Task: Where does the string "können" appear in the records? Copy every line that contains it.

[Collected data]
"""

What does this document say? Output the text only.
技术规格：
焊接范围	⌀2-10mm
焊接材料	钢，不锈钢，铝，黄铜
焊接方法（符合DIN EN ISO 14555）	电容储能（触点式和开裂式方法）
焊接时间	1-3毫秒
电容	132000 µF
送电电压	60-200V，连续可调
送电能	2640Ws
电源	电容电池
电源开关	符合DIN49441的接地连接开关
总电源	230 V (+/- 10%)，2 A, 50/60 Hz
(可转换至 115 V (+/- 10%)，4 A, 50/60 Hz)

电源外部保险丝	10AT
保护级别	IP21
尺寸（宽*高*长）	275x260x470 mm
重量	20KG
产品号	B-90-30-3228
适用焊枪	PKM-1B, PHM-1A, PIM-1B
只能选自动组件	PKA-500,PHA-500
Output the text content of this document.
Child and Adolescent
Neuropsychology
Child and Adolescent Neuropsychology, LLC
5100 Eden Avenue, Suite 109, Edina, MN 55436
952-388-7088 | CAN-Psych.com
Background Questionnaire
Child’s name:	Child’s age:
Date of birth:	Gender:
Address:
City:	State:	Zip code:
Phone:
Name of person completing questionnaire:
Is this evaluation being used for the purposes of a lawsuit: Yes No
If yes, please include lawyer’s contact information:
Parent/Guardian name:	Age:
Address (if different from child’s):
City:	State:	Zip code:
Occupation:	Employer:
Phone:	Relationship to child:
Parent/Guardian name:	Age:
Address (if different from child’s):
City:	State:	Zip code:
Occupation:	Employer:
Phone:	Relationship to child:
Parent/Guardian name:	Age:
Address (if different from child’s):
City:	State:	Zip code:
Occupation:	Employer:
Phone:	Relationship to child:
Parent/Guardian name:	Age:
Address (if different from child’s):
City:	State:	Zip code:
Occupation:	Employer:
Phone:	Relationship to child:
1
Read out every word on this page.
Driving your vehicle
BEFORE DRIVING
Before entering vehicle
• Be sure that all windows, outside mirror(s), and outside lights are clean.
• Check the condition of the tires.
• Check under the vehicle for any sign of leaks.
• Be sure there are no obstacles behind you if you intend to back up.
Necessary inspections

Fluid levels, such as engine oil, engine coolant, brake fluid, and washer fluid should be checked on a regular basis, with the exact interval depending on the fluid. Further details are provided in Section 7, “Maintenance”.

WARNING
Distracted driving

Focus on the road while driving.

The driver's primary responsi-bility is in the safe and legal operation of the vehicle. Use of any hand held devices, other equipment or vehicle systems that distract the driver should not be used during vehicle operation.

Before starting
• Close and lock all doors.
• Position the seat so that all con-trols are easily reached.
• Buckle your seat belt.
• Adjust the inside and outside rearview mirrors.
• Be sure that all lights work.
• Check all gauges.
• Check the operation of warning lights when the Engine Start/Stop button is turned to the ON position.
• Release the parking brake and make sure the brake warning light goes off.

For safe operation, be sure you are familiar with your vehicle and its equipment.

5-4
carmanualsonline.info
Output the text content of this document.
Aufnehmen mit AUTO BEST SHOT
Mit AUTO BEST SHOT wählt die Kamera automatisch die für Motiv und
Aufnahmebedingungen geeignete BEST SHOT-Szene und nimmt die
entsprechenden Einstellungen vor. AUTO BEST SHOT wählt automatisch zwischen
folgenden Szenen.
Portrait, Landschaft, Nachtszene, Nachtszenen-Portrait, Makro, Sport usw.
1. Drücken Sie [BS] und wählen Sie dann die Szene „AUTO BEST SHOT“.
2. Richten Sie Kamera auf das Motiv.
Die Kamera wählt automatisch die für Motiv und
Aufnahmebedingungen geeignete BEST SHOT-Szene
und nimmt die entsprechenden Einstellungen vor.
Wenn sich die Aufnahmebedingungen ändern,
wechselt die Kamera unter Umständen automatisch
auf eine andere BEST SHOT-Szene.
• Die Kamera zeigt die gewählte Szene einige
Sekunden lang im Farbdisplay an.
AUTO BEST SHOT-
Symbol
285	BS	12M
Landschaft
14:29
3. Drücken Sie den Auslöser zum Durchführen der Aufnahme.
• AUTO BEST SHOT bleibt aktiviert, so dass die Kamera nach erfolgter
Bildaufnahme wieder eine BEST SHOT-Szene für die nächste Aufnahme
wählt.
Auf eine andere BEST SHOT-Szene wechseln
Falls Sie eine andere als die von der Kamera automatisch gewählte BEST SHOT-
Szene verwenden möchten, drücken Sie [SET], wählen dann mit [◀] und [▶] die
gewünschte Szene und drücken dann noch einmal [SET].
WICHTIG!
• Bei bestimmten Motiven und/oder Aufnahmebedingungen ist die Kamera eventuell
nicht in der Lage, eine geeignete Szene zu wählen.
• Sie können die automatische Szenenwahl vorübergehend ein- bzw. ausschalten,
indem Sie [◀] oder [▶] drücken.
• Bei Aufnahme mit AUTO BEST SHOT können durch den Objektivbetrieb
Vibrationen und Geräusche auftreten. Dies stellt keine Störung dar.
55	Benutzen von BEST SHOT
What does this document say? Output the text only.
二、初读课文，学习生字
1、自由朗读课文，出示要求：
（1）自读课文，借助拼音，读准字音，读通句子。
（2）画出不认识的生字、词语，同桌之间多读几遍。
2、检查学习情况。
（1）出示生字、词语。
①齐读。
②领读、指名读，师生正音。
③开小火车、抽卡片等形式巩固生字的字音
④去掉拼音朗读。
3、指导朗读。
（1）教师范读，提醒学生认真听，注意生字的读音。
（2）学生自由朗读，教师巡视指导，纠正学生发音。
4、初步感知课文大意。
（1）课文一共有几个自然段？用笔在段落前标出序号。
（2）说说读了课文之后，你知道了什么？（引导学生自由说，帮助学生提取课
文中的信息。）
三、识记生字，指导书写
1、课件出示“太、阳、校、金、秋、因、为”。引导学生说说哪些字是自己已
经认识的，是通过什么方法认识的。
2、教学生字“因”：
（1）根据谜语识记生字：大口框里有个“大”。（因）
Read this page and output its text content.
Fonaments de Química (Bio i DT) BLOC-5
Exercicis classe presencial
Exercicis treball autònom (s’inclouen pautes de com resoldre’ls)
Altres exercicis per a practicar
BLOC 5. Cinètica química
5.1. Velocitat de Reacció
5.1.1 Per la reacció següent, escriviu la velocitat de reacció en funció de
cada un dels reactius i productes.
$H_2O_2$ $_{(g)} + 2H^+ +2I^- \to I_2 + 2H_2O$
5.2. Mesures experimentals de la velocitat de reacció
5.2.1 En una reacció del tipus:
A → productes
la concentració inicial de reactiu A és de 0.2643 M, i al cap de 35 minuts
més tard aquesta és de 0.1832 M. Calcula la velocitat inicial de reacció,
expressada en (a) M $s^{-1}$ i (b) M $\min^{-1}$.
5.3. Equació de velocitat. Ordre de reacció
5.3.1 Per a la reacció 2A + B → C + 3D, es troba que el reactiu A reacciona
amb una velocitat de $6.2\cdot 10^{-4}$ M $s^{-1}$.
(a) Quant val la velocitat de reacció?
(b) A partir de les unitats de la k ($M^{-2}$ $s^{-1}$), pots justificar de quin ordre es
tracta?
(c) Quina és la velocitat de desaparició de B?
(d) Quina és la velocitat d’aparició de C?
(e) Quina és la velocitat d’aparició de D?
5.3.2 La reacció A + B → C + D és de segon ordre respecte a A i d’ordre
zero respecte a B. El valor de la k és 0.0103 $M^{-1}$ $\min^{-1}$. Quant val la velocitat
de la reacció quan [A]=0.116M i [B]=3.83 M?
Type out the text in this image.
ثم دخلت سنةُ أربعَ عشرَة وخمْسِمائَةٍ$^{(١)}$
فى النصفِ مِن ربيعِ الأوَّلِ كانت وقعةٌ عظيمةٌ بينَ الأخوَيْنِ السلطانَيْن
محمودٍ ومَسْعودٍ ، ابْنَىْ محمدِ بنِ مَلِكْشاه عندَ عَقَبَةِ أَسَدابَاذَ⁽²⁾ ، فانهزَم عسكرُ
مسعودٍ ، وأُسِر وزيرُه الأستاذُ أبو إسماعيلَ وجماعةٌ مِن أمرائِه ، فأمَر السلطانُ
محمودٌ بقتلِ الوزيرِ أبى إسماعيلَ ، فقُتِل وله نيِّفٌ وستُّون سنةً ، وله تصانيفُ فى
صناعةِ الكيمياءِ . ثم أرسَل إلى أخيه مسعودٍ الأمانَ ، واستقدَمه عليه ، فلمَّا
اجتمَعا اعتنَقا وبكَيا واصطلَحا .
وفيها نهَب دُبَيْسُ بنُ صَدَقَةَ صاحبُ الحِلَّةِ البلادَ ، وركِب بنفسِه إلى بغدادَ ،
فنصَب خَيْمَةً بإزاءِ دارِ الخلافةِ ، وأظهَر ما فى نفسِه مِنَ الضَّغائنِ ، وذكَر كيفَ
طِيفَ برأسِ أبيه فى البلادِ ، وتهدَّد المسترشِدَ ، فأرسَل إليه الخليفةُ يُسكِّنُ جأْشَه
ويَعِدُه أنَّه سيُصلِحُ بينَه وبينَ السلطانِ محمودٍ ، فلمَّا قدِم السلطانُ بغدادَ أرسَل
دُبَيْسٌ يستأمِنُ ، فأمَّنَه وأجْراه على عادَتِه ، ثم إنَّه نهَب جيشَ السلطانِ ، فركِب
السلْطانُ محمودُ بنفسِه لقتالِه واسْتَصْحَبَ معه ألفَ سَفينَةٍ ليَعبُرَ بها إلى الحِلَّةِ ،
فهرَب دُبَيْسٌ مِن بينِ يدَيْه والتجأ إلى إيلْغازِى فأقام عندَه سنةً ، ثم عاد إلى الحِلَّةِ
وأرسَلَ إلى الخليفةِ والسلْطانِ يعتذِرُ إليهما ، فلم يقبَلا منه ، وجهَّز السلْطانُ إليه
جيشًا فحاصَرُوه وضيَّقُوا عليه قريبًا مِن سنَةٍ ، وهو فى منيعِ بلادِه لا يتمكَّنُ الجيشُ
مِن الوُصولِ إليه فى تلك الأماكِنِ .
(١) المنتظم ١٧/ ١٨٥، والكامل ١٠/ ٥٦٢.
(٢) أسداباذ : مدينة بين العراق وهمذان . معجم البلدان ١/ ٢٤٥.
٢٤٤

"""

Full answer:
• Sie können die automatische Szenenwahl vorübergehend ein- bzw. ausschalten,
• Bei Aufnahme mit AUTO BEST SHOT können durch den Objektivbetrieb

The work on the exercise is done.